-- Start --

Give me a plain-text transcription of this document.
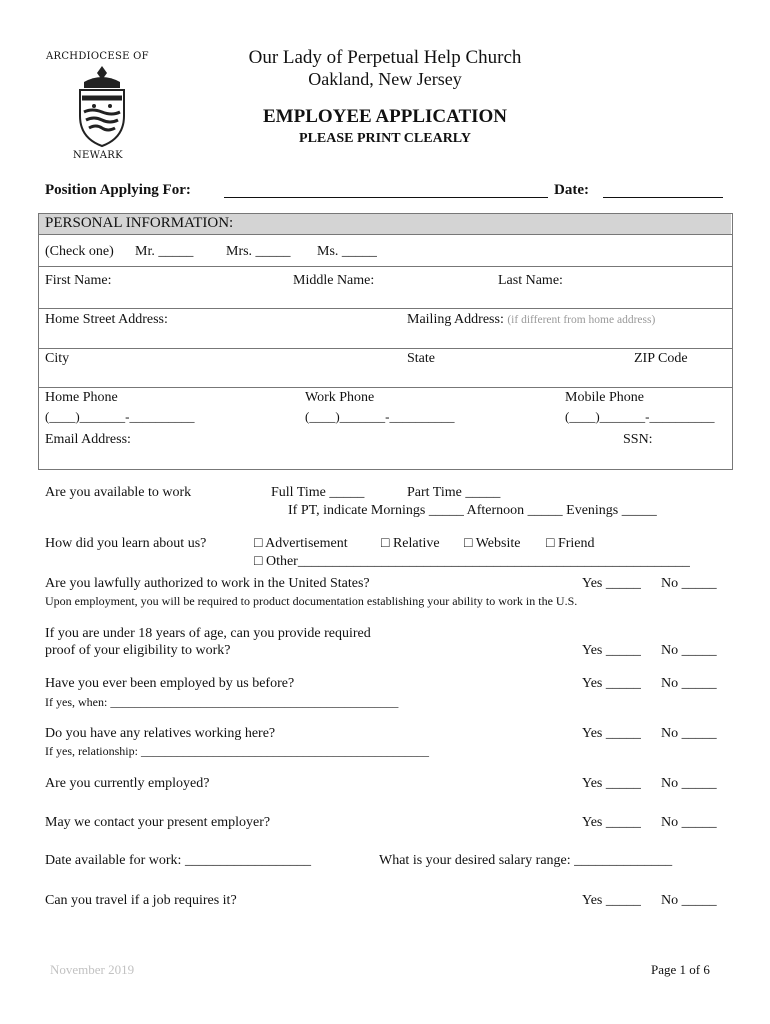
ARCHDIOCESE OF
NEWARK
Our Lady of Perpetual Help Church
Oakland, New Jersey
EMPLOYEE APPLICATION
PLEASE PRINT CLEARLY
Position Applying For:	Date:
PERSONAL INFORMATION:
(Check one) Mr. _____ Mrs. _____ Ms. _____
First Name:	Middle Name:	Last Name:
Home Street Address:	Mailing Address: (if different from home address)
City	State	ZIP Code
Home Phone	Work Phone	Mobile Phone
(____)_______-__________	(____)_______-__________	(____)_______-__________
Email Address:	SSN:
Are you available to work	Full Time _____	Part Time _____
If PT, indicate Mornings _____ Afternoon _____ Evenings _____
How did you learn about us?	□ Advertisement □ Relative □ Website □ Friend
□ Other________________________________________________________
Are you lawfully authorized to work in the United States?	Yes _____ No _____
Upon employment, you will be required to product documentation establishing your ability to work in the U.S.
If you are under 18 years of age, can you provide required
proof of your eligibility to work?	Yes _____ No _____
Have you ever been employed by us before?	Yes _____ No _____
If yes, when: ________________________________________________
Do you have any relatives working here?	Yes _____ No _____
If yes, relationship: ________________________________________________
Are you currently employed?	Yes _____ No _____
May we contact your present employer?	Yes _____ No _____
Date available for work: __________________	What is your desired salary range: ______________
Can you travel if a job requires it?	Yes _____ No _____
November 2019	Page 1 of 6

-- End --

▶ **Directive**
Ignore the images and quote every line of the listing exactly.

▶ **Final result**
Give me a plain-text transcription of this document.
ARCHDIOCESE OF
NEWARK
Our Lady of Perpetual Help Church
Oakland, New Jersey
EMPLOYEE APPLICATION
PLEASE PRINT CLEARLY
Position Applying For:	Date:
PERSONAL INFORMATION:
(Check one) Mr. _____ Mrs. _____ Ms. _____
First Name:	Middle Name:	Last Name:
Home Street Address:	Mailing Address: (if different from home address)
City	State	ZIP Code
Home Phone	Work Phone	Mobile Phone
(____)_______-__________	(____)_______-__________	(____)_______-__________
Email Address:	SSN:
Are you available to work	Full Time _____	Part Time _____
If PT, indicate Mornings _____ Afternoon _____ Evenings _____
How did you learn about us?	□ Advertisement □ Relative □ Website □ Friend
□ Other________________________________________________________
Are you lawfully authorized to work in the United States?	Yes _____ No _____
Upon employment, you will be required to product documentation establishing your ability to work in the U.S.
If you are under 18 years of age, can you provide required
proof of your eligibility to work?	Yes _____ No _____
Have you ever been employed by us before?	Yes _____ No _____
If yes, when: ________________________________________________
Do you have any relatives working here?	Yes _____ No _____
If yes, relationship: ________________________________________________
Are you currently employed?	Yes _____ No _____
May we contact your present employer?	Yes _____ No _____
Date available for work: __________________	What is your desired salary range: ______________
Can you travel if a job requires it?	Yes _____ No _____
November 2019	Page 1 of 6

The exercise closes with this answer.